GIVEN EXERCISE: Copy out all the lines in the records that include the word "this".

[START DATASET ENTRIES]

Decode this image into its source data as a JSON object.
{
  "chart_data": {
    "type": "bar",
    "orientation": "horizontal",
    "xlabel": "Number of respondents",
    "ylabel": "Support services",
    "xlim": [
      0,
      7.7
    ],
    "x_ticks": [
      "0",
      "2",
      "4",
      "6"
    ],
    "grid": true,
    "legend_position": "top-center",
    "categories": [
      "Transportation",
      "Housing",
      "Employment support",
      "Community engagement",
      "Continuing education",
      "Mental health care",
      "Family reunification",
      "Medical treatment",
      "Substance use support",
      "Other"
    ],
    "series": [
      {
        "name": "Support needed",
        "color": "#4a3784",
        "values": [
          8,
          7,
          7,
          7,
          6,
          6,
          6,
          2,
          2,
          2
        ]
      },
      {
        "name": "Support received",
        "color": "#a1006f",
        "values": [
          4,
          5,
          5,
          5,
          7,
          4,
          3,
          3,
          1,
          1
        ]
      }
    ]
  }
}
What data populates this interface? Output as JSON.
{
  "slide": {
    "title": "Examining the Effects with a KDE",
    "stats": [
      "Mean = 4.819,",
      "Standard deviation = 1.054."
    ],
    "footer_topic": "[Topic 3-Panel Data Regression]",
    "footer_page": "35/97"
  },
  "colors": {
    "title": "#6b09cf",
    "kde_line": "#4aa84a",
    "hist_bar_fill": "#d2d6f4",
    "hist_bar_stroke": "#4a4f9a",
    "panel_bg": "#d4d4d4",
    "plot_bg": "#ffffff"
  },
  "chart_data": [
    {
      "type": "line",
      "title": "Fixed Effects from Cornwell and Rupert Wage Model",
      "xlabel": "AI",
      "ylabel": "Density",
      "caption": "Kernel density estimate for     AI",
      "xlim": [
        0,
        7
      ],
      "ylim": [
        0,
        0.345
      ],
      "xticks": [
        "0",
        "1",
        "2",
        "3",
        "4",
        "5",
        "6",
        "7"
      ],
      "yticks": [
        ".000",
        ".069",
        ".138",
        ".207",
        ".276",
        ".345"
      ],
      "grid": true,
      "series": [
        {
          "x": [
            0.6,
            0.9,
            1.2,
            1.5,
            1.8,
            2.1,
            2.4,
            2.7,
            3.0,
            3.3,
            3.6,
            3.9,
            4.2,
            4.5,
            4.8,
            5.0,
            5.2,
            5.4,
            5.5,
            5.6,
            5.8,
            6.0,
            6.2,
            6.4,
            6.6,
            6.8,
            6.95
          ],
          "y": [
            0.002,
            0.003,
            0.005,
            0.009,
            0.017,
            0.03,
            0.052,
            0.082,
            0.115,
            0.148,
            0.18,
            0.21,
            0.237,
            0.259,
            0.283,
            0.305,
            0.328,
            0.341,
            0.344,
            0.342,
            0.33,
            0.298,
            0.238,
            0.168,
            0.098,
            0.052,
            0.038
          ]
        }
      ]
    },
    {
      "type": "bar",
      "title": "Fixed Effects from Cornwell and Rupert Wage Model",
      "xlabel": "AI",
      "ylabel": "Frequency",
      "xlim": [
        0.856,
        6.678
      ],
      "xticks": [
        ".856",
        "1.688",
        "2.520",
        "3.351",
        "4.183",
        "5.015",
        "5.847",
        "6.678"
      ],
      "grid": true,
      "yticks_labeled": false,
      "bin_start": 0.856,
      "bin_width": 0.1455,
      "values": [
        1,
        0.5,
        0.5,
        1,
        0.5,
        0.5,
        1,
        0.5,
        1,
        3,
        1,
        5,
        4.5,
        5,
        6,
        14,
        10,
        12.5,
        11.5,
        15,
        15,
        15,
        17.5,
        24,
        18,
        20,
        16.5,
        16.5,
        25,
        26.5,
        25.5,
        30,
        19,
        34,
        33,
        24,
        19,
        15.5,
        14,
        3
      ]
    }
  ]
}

[END DATASET ENTRIES]

EXPECTED OUTPUT:
Decode this image into its source data as a JSON object.
What data populates this interface? Output as JSON.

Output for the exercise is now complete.